=== Exercise goal ===
Write every line of the material out exactly as shown.

## BEGIN Information given

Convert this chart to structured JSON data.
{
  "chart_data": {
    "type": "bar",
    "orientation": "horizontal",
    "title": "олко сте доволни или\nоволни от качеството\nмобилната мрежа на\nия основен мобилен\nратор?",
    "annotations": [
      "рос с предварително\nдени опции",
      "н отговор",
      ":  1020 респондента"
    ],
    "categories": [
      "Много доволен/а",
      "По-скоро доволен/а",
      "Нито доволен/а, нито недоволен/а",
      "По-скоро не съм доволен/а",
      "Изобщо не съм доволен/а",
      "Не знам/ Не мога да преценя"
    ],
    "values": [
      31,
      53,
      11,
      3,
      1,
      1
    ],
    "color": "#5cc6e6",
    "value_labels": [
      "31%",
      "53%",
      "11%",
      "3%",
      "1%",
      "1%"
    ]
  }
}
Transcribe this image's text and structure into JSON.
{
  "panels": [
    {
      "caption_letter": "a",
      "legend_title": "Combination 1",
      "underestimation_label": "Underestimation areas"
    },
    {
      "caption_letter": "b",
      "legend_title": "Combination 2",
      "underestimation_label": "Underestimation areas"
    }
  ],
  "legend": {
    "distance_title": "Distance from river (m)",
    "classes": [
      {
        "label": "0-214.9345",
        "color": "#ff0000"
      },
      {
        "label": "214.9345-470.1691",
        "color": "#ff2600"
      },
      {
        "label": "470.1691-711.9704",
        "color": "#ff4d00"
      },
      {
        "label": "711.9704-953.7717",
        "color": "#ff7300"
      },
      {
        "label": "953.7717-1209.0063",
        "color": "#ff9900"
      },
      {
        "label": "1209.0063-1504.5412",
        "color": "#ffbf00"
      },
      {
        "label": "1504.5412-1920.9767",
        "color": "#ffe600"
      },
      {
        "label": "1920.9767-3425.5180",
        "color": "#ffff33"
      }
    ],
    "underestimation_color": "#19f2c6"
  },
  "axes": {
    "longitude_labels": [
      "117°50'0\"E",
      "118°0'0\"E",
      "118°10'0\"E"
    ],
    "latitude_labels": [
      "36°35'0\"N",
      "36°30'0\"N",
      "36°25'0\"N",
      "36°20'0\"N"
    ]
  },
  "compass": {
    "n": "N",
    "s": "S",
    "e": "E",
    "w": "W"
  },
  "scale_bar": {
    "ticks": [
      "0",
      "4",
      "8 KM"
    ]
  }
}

## END Information given

=== Exercise result ===
Convert this chart to structured JSON data.
{
  "chart_data": {
    "type": "bar",
    "orientation": "horizontal",
    "title": "олко сте доволни или\nоволни от качеството\nмобилната мрежа на\nия основен мобилен\nратор?",
    "annotations": [
      "рос с предварително\nдени опции",
      "н отговор",
      ":  1020 респондента"
    ],
    "categories": [
      "Много доволен/а",
      "По-скоро доволен/а",
      "Нито доволен/а, нито недоволен/а",
      "По-скоро не съм доволен/а",
      "Изобщо не съм доволен/а",
      "Не знам/ Не мога да преценя"
    ],
    "values": [
      31,
      53,
      11,
      3,
      1,
      1
    ],
    "color": "#5cc6e6",
    "value_labels": [
      "31%",
      "53%",
      "11%",
      "3%",
      "1%",
      "1%"
    ]
  }
}
Transcribe this image's text and structure into JSON.
{
  "panels": [
    {
      "caption_letter": "a",
      "legend_title": "Combination 1",
      "underestimation_label": "Underestimation areas"
    },
    {
      "caption_letter": "b",
      "legend_title": "Combination 2",
      "underestimation_label": "Underestimation areas"
    }
  ],
  "legend": {
    "distance_title": "Distance from river (m)",
    "classes": [
      {
        "label": "0-214.9345",
        "color": "#ff0000"
      },
      {
        "label": "214.9345-470.1691",
        "color": "#ff2600"
      },
      {
        "label": "470.1691-711.9704",
        "color": "#ff4d00"
      },
      {
        "label": "711.9704-953.7717",
        "color": "#ff7300"
      },
      {
        "label": "953.7717-1209.0063",
        "color": "#ff9900"
      },
      {
        "label": "1209.0063-1504.5412",
        "color": "#ffbf00"
      },
      {
        "label": "1504.5412-1920.9767",
        "color": "#ffe600"
      },
      {
        "label": "1920.9767-3425.5180",
        "color": "#ffff33"
      }
    ],
    "underestimation_color": "#19f2c6"
  },
  "axes": {
    "longitude_labels": [
      "117°50'0\"E",
      "118°0'0\"E",
      "118°10'0\"E"
    ],
    "latitude_labels": [
      "36°35'0\"N",
      "36°30'0\"N",
      "36°25'0\"N",
      "36°20'0\"N"
    ]
  },
  "compass": {
    "n": "N",
    "s": "S",
    "e": "E",
    "w": "W"
  },
  "scale_bar": {
    "ticks": [
      "0",
      "4",
      "8 KM"
    ]
  }
}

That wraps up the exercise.